◆ **Given problem**
Copy each line of the entries beneath that contains the word "Image".

◆ **Given records**
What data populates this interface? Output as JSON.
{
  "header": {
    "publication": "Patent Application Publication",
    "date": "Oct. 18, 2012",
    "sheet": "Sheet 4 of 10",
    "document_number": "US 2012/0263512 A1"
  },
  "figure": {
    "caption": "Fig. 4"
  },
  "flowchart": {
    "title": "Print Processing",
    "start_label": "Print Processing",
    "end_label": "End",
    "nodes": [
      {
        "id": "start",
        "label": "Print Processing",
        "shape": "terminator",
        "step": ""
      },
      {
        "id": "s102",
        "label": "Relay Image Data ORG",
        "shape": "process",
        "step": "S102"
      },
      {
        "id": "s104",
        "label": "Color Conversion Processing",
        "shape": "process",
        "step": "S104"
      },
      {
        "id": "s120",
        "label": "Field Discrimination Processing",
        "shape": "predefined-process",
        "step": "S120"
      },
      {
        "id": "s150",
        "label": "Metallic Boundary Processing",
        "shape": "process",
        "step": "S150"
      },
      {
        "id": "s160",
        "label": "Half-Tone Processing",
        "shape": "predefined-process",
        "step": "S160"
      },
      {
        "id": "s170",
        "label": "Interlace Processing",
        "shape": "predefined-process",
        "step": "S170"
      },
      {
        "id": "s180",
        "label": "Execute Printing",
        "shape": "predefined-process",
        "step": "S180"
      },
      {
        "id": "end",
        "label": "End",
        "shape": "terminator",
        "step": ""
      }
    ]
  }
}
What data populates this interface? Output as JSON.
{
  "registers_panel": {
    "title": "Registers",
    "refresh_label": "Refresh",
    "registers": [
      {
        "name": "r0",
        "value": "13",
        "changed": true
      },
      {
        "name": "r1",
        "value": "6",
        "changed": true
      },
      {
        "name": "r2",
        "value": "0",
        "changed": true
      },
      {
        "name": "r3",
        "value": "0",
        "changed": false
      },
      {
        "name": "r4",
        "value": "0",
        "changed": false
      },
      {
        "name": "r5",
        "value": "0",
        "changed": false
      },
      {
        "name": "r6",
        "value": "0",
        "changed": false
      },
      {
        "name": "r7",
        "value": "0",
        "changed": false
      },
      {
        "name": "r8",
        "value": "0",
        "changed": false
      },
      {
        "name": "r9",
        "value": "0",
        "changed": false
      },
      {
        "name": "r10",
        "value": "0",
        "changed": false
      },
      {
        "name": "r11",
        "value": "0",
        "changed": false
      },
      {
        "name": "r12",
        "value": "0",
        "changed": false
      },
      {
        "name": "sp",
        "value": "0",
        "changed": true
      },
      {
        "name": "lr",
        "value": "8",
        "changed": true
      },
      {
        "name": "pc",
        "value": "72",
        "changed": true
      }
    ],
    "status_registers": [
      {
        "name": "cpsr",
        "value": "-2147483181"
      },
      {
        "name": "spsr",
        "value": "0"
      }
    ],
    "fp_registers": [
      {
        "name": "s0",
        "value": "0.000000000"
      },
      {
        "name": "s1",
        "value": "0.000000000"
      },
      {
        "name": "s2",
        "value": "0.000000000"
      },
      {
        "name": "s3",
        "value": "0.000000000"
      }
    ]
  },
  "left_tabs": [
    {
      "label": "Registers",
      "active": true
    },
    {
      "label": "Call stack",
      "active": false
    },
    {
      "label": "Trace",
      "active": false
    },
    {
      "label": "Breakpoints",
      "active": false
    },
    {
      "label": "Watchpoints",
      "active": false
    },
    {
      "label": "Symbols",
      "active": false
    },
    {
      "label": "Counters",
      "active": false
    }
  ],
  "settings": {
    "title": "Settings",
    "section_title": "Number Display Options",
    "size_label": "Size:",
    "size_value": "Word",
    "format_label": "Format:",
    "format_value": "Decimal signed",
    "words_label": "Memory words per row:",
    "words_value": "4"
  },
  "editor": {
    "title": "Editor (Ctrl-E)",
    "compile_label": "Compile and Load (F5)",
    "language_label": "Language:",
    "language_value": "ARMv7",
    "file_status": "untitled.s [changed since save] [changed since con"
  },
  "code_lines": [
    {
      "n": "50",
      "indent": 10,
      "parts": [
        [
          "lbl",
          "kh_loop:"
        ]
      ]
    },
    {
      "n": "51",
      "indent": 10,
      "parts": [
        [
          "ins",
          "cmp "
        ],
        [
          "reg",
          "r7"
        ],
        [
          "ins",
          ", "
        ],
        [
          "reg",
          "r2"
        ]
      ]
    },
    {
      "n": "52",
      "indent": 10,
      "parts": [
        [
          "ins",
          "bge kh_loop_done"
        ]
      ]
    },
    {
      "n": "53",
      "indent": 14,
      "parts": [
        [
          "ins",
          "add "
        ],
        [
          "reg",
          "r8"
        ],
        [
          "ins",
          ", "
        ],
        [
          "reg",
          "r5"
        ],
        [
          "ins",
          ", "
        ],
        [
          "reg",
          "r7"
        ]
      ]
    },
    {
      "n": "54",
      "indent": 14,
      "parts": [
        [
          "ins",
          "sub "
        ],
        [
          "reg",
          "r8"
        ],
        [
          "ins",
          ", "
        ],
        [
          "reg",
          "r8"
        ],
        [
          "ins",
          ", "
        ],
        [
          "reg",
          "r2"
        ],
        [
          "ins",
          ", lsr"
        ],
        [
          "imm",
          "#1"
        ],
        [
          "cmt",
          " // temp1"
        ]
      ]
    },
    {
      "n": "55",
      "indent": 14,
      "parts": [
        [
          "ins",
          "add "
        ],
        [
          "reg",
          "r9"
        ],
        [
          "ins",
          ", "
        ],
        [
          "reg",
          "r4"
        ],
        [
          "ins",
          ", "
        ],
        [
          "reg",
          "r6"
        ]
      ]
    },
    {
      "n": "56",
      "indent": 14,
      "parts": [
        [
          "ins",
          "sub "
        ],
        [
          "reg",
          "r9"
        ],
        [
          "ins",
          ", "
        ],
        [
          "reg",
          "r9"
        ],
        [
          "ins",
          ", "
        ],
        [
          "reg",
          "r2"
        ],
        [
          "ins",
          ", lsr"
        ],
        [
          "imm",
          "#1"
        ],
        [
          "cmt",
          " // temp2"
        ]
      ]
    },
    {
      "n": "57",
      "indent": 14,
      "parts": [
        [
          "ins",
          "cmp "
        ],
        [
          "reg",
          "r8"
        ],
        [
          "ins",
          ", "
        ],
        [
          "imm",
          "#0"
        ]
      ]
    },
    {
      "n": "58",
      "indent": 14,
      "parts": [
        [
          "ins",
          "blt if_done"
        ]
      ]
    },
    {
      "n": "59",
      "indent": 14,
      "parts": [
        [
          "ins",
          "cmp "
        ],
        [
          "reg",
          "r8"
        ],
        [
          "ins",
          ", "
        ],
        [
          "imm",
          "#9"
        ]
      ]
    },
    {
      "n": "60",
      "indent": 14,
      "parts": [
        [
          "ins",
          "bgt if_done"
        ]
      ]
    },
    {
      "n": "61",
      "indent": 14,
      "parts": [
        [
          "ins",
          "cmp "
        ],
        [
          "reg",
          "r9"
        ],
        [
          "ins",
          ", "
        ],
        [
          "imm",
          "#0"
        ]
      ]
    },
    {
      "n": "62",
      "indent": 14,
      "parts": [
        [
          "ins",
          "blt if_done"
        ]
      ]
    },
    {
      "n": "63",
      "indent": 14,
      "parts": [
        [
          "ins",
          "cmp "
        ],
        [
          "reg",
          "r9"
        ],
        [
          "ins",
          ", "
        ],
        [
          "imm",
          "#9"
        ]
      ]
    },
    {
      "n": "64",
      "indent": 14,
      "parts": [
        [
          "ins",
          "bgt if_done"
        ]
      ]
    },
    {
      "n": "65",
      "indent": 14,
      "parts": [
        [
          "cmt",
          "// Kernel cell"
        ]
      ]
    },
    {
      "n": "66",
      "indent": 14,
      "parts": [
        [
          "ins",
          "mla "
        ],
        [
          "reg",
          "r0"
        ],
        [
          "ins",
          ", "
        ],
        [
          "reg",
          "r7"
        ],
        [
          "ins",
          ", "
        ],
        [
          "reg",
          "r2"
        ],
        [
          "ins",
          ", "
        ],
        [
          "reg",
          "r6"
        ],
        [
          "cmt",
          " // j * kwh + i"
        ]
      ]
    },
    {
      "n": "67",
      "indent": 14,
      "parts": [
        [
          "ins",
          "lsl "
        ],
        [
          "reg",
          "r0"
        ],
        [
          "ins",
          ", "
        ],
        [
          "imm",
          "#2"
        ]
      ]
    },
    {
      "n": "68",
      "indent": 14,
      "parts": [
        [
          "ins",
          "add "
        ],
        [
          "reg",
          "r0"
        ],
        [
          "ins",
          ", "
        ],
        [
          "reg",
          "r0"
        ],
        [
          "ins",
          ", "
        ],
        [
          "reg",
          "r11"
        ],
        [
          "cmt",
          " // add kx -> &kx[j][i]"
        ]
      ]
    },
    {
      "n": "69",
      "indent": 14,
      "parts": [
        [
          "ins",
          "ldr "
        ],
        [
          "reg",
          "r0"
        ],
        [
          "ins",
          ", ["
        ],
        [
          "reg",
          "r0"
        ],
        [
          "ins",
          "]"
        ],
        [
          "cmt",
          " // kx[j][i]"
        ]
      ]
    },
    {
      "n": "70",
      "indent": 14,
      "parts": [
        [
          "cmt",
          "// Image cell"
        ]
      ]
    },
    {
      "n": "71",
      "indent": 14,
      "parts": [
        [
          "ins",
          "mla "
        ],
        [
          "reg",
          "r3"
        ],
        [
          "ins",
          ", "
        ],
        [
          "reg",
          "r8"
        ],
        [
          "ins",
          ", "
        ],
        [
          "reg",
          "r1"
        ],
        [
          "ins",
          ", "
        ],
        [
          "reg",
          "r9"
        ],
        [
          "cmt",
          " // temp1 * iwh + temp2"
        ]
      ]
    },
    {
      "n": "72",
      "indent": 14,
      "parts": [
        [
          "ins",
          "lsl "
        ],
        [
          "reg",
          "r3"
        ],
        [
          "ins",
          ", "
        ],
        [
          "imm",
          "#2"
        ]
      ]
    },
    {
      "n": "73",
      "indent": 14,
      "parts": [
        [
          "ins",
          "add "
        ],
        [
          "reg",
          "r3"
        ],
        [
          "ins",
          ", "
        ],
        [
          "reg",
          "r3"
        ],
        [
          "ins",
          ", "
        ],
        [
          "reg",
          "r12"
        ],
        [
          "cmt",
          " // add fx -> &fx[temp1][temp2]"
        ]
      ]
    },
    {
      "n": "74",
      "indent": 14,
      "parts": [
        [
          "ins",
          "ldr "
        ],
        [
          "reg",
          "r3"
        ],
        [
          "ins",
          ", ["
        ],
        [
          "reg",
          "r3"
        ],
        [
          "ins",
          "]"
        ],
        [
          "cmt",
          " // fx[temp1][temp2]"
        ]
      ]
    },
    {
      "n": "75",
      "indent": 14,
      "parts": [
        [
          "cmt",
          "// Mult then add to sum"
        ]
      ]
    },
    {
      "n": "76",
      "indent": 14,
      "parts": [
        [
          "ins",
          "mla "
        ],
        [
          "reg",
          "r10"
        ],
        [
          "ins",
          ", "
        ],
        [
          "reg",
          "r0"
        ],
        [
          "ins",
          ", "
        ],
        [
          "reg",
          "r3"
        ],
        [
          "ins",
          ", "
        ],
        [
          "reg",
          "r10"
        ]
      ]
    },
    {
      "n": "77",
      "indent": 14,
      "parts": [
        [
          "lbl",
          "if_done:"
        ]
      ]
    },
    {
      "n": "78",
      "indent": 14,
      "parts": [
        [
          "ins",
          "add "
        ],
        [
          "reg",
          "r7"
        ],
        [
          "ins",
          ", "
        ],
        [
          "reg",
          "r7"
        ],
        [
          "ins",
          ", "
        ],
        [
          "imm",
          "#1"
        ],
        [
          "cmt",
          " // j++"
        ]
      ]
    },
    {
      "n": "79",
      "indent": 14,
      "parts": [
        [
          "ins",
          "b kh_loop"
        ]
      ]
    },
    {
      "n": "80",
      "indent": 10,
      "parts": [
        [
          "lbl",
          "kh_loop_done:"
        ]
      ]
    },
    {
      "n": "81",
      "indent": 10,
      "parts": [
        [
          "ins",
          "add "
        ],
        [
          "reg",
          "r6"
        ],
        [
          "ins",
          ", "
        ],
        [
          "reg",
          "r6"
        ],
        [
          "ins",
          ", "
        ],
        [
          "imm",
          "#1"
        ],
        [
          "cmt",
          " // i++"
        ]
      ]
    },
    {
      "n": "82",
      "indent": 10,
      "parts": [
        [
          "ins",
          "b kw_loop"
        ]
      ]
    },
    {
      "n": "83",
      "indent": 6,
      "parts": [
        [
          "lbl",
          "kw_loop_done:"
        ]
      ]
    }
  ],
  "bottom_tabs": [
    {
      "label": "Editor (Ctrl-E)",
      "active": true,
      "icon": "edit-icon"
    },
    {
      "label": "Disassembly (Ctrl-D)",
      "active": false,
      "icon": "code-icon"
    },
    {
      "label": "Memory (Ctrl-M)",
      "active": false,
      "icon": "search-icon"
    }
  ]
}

--

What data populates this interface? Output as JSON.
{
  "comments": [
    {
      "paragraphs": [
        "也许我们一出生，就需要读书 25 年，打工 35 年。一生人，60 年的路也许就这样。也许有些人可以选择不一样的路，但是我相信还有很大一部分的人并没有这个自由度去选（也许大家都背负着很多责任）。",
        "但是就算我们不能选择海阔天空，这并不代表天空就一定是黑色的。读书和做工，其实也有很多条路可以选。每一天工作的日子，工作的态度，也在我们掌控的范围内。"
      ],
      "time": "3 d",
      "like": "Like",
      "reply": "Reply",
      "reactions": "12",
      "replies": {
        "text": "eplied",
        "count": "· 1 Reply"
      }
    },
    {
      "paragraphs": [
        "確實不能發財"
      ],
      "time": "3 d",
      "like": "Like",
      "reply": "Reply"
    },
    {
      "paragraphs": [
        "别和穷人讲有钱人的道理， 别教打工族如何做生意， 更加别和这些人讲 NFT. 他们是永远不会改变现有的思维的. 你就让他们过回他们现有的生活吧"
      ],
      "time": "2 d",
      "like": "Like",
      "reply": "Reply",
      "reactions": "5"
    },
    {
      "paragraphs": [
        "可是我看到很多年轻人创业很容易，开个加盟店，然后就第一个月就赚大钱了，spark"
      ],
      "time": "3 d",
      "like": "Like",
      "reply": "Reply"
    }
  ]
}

---

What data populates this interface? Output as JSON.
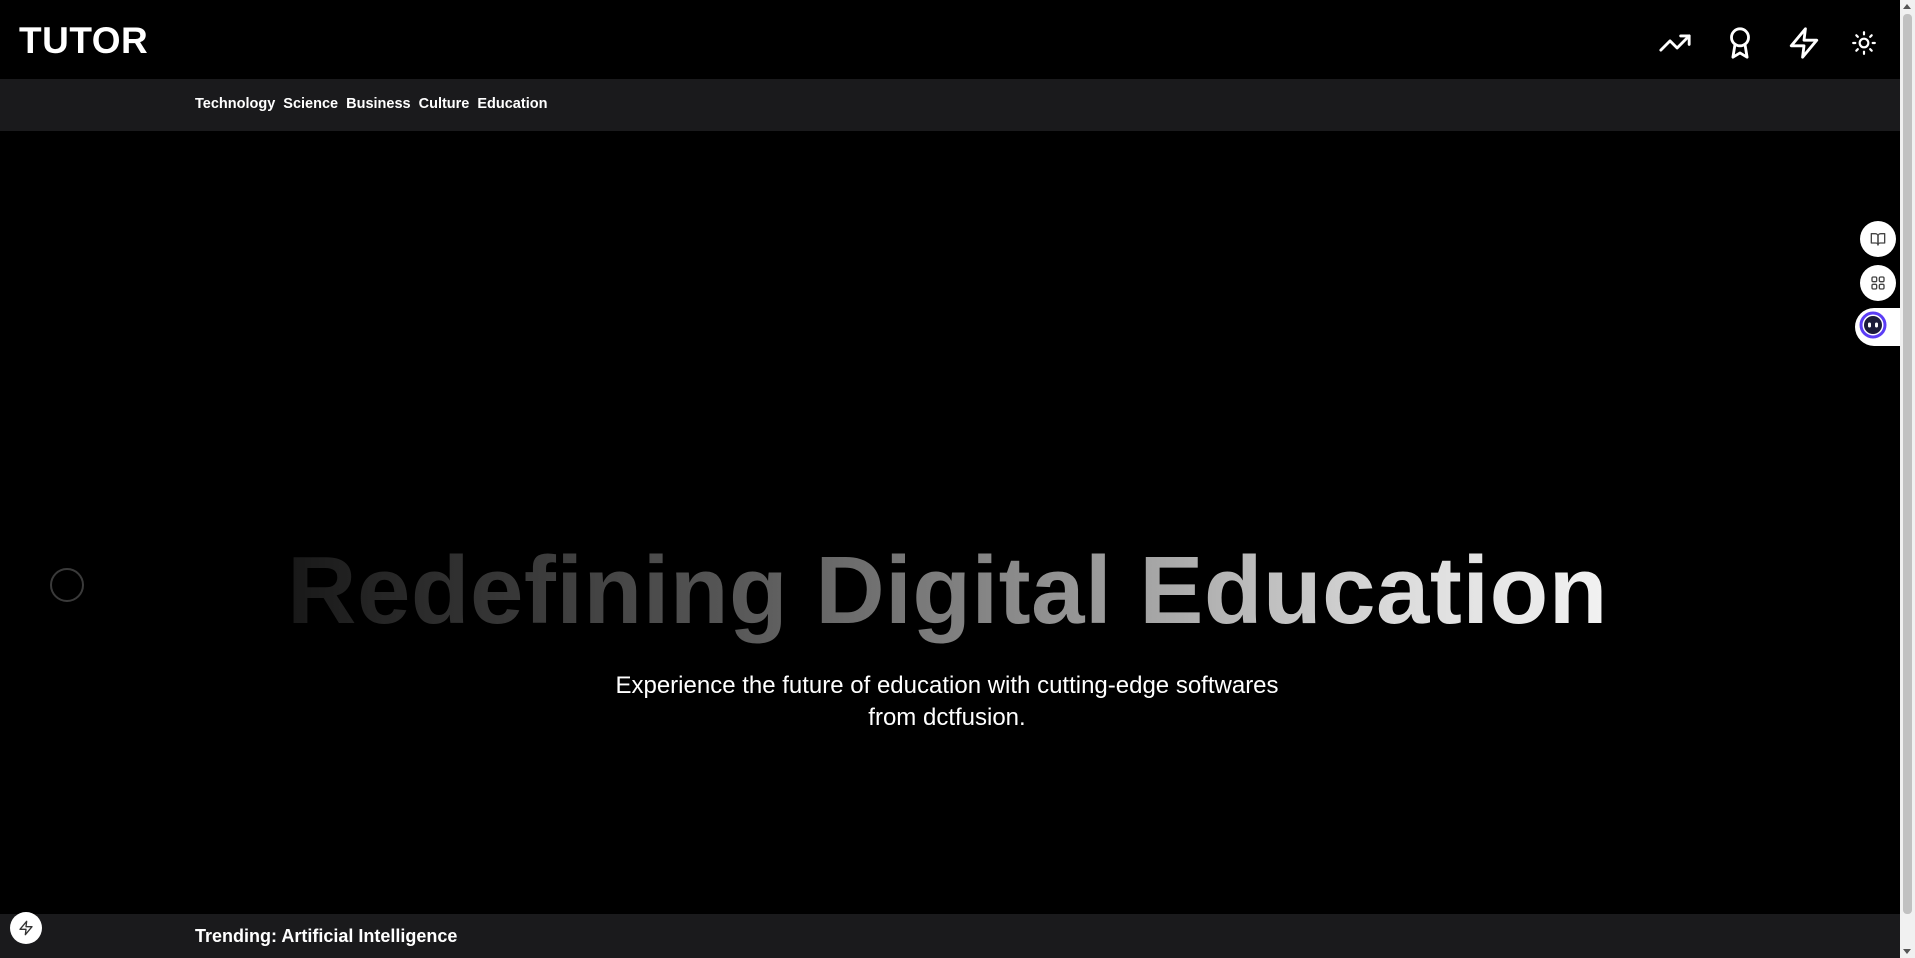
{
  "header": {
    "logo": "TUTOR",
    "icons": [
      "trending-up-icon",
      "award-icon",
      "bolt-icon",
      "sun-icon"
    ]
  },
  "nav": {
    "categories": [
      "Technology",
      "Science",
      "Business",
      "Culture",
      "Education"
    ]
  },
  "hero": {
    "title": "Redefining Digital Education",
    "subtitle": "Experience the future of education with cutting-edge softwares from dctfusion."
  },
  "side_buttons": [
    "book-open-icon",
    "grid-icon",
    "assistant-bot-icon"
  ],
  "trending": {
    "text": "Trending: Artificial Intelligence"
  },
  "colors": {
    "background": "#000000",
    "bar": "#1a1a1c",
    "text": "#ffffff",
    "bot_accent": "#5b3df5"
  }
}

◆ **Correct answer**
        "label": "Relay Image Data ORG",
          "// Image cell"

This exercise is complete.